* [Exercise goal]
Exclude the pictures, then repeat the remaining data exactly.
** START OF Records for the exercise **
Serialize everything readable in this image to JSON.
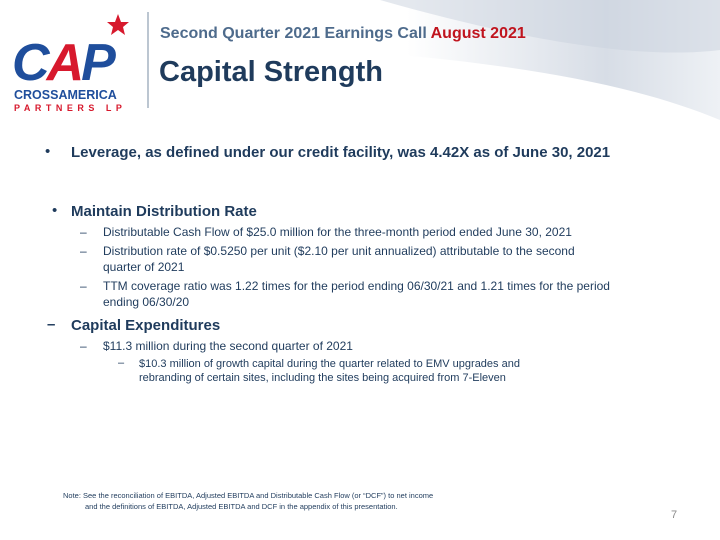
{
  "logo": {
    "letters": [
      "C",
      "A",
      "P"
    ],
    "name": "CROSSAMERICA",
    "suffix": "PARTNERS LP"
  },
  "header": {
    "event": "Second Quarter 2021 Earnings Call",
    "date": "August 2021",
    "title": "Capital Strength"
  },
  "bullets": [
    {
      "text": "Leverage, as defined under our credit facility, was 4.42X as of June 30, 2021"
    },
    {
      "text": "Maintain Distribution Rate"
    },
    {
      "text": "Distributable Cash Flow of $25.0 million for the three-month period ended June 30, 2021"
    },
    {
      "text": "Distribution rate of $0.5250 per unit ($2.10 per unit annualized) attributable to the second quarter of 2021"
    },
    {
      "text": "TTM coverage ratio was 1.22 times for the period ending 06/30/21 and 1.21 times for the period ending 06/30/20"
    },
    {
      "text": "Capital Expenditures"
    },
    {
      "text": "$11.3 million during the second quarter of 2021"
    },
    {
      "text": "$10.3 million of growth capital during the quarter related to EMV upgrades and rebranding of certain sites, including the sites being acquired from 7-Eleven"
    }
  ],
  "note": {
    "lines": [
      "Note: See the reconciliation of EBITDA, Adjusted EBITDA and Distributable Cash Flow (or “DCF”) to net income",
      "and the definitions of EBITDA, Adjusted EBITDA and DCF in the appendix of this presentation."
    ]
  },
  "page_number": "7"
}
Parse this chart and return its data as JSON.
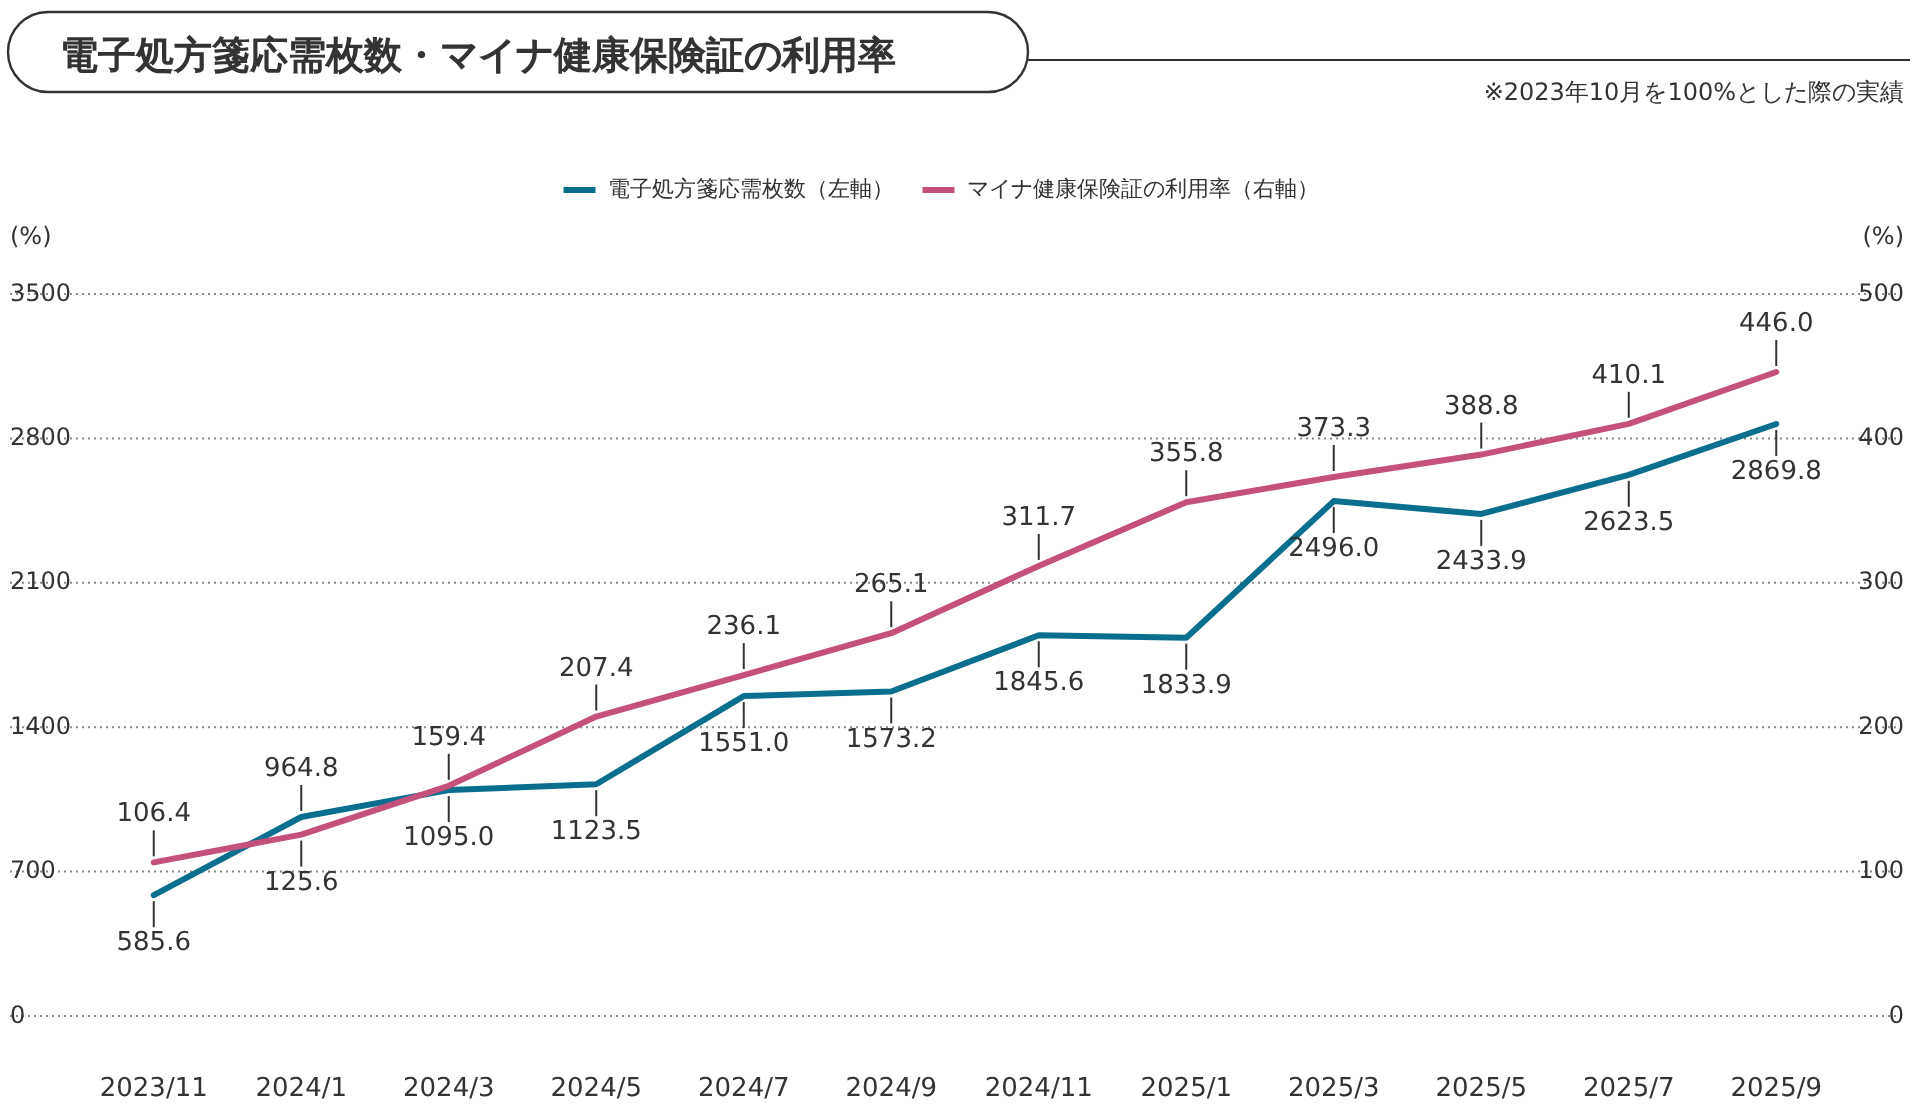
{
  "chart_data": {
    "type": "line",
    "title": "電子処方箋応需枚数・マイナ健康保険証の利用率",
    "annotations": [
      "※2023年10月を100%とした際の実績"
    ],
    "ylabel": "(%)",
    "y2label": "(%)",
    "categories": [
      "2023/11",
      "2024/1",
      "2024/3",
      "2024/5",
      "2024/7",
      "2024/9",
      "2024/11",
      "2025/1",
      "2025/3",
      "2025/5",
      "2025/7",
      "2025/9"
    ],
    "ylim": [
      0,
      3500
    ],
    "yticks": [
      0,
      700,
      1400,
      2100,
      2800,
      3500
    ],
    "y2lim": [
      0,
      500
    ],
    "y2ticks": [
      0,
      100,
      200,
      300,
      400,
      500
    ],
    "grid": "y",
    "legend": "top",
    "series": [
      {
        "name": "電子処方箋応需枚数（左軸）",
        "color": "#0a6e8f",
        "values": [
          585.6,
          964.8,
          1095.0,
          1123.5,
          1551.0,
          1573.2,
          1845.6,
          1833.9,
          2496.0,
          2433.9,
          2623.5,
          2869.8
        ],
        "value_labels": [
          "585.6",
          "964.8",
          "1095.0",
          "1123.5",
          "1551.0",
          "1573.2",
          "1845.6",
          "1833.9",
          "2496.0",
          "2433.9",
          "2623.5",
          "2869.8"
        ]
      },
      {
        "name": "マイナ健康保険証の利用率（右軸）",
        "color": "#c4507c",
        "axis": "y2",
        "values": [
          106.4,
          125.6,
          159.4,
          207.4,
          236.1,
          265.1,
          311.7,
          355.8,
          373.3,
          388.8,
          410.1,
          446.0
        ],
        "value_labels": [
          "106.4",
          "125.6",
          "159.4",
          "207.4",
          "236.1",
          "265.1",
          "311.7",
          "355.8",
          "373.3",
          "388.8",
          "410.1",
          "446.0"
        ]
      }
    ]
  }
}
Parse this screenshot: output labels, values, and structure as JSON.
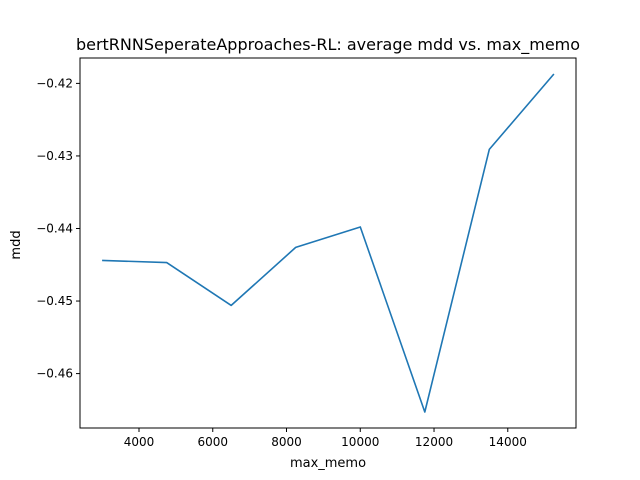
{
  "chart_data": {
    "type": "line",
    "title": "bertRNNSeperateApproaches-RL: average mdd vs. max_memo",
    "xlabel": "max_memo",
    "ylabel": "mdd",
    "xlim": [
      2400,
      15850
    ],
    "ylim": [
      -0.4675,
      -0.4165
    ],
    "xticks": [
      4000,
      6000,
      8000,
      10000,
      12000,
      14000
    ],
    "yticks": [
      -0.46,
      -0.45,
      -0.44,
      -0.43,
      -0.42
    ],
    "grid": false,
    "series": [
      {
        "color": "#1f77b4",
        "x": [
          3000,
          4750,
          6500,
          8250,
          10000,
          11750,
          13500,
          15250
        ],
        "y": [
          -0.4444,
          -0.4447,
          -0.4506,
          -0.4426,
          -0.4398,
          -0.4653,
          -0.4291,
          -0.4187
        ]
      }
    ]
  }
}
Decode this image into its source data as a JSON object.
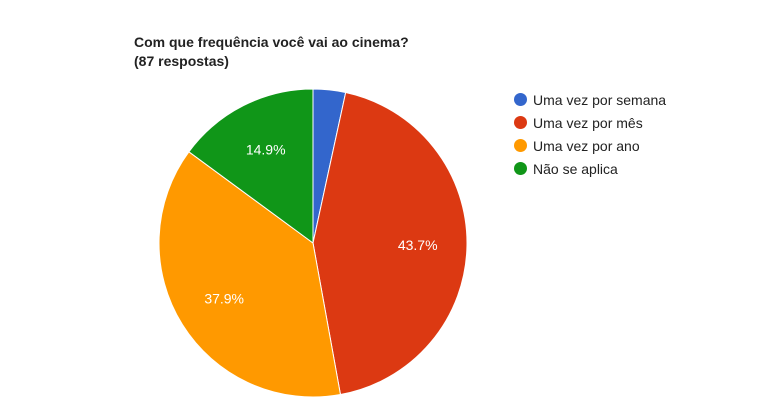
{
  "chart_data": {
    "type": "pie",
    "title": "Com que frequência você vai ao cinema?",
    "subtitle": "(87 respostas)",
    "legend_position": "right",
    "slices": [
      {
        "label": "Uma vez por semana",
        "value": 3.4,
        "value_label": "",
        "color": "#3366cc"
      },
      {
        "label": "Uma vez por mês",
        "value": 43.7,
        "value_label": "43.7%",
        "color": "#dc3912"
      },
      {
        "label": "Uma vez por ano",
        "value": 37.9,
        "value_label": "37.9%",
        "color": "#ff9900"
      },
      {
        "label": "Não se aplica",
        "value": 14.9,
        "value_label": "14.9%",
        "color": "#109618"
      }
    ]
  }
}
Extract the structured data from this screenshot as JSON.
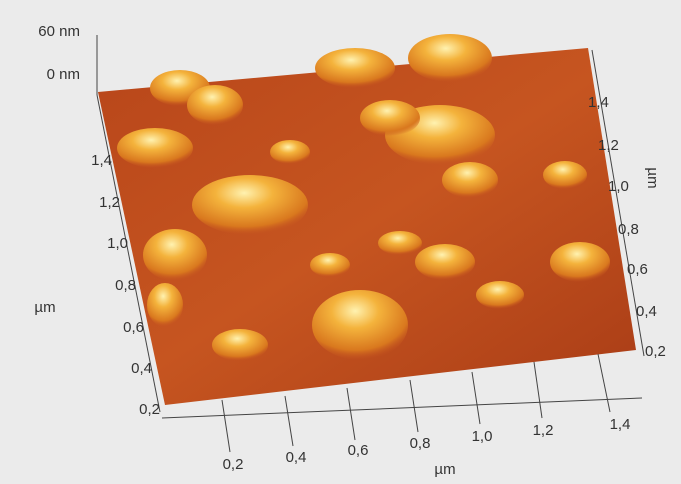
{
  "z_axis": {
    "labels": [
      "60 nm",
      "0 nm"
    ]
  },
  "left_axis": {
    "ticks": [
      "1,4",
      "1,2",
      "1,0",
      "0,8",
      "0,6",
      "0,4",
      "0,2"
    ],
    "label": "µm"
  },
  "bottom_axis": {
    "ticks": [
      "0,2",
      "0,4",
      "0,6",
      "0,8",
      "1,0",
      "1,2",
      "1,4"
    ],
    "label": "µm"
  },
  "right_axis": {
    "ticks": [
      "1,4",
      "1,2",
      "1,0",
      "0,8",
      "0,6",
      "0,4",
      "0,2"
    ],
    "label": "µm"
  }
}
** END OF Records for the exercise **
* [Output of the exercise]
Serialize everything readable in this image to JSON.
{
  "logo": {
    "letters": [
      "C",
      "A",
      "P"
    ],
    "name": "CROSSAMERICA",
    "suffix": "PARTNERS LP"
  },
  "header": {
    "event": "Second Quarter 2021 Earnings Call",
    "date": "August 2021",
    "title": "Capital Strength"
  },
  "bullets": [
    {
      "text": "Leverage, as defined under our credit facility, was 4.42X as of June 30, 2021"
    },
    {
      "text": "Maintain Distribution Rate"
    },
    {
      "text": "Distributable Cash Flow of $25.0 million for the three-month period ended June 30, 2021"
    },
    {
      "text": "Distribution rate of $0.5250 per unit ($2.10 per unit annualized) attributable to the second quarter of 2021"
    },
    {
      "text": "TTM coverage ratio was 1.22 times for the period ending 06/30/21 and 1.21 times for the period ending 06/30/20"
    },
    {
      "text": "Capital Expenditures"
    },
    {
      "text": "$11.3 million during the second quarter of 2021"
    },
    {
      "text": "$10.3 million of growth capital during the quarter related to EMV upgrades and rebranding of certain sites, including the sites being acquired from 7-Eleven"
    }
  ],
  "note": {
    "lines": [
      "Note: See the reconciliation of EBITDA, Adjusted EBITDA and Distributable Cash Flow (or “DCF”) to net income",
      "and the definitions of EBITDA, Adjusted EBITDA and DCF in the appendix of this presentation."
    ]
  },
  "page_number": "7"
}
Parse this chart and return its data as JSON.
{
  "chart_data": {
    "type": "line",
    "title": "電子処方箋応需枚数・マイナ健康保険証の利用率",
    "annotations": [
      "※2023年10月を100%とした際の実績"
    ],
    "ylabel": "(%)",
    "y2label": "(%)",
    "categories": [
      "2023/11",
      "2024/1",
      "2024/3",
      "2024/5",
      "2024/7",
      "2024/9",
      "2024/11",
      "2025/1",
      "2025/3",
      "2025/5",
      "2025/7",
      "2025/9"
    ],
    "ylim": [
      0,
      3500
    ],
    "yticks": [
      0,
      700,
      1400,
      2100,
      2800,
      3500
    ],
    "y2lim": [
      0,
      500
    ],
    "y2ticks": [
      0,
      100,
      200,
      300,
      400,
      500
    ],
    "grid": "y",
    "legend": "top",
    "series": [
      {
        "name": "電子処方箋応需枚数（左軸）",
        "color": "#0a6e8f",
        "values": [
          585.6,
          964.8,
          1095.0,
          1123.5,
          1551.0,
          1573.2,
          1845.6,
          1833.9,
          2496.0,
          2433.9,
          2623.5,
          2869.8
        ],
        "value_labels": [
          "585.6",
          "964.8",
          "1095.0",
          "1123.5",
          "1551.0",
          "1573.2",
          "1845.6",
          "1833.9",
          "2496.0",
          "2433.9",
          "2623.5",
          "2869.8"
        ]
      },
      {
        "name": "マイナ健康保険証の利用率（右軸）",
        "color": "#c4507c",
        "axis": "y2",
        "values": [
          106.4,
          125.6,
          159.4,
          207.4,
          236.1,
          265.1,
          311.7,
          355.8,
          373.3,
          388.8,
          410.1,
          446.0
        ],
        "value_labels": [
          "106.4",
          "125.6",
          "159.4",
          "207.4",
          "236.1",
          "265.1",
          "311.7",
          "355.8",
          "373.3",
          "388.8",
          "410.1",
          "446.0"
        ]
      }
    ]
  }
}
Parse this screenshot: output labels, values, and structure as JSON.
{
  "chart_data": {
    "type": "line",
    "title": "bertRNNSeperateApproaches-RL: average mdd vs. max_memo",
    "xlabel": "max_memo",
    "ylabel": "mdd",
    "xlim": [
      2400,
      15850
    ],
    "ylim": [
      -0.4675,
      -0.4165
    ],
    "xticks": [
      4000,
      6000,
      8000,
      10000,
      12000,
      14000
    ],
    "yticks": [
      -0.46,
      -0.45,
      -0.44,
      -0.43,
      -0.42
    ],
    "grid": false,
    "series": [
      {
        "color": "#1f77b4",
        "x": [
          3000,
          4750,
          6500,
          8250,
          10000,
          11750,
          13500,
          15250
        ],
        "y": [
          -0.4444,
          -0.4447,
          -0.4506,
          -0.4426,
          -0.4398,
          -0.4653,
          -0.4291,
          -0.4187
        ]
      }
    ]
  }
}
Decode this image into its source data as a JSON object.
{
  "chart_data": {
    "type": "pie",
    "title": "Com que frequência você vai ao cinema?",
    "subtitle": "(87 respostas)",
    "legend_position": "right",
    "slices": [
      {
        "label": "Uma vez por semana",
        "value": 3.4,
        "value_label": "",
        "color": "#3366cc"
      },
      {
        "label": "Uma vez por mês",
        "value": 43.7,
        "value_label": "43.7%",
        "color": "#dc3912"
      },
      {
        "label": "Uma vez por ano",
        "value": 37.9,
        "value_label": "37.9%",
        "color": "#ff9900"
      },
      {
        "label": "Não se aplica",
        "value": 14.9,
        "value_label": "14.9%",
        "color": "#109618"
      }
    ]
  }
}
Extract the structured data from this screenshot as JSON.
{
  "z_axis": {
    "labels": [
      "60 nm",
      "0 nm"
    ]
  },
  "left_axis": {
    "ticks": [
      "1,4",
      "1,2",
      "1,0",
      "0,8",
      "0,6",
      "0,4",
      "0,2"
    ],
    "label": "µm"
  },
  "bottom_axis": {
    "ticks": [
      "0,2",
      "0,4",
      "0,6",
      "0,8",
      "1,0",
      "1,2",
      "1,4"
    ],
    "label": "µm"
  },
  "right_axis": {
    "ticks": [
      "1,4",
      "1,2",
      "1,0",
      "0,8",
      "0,6",
      "0,4",
      "0,2"
    ],
    "label": "µm"
  }
}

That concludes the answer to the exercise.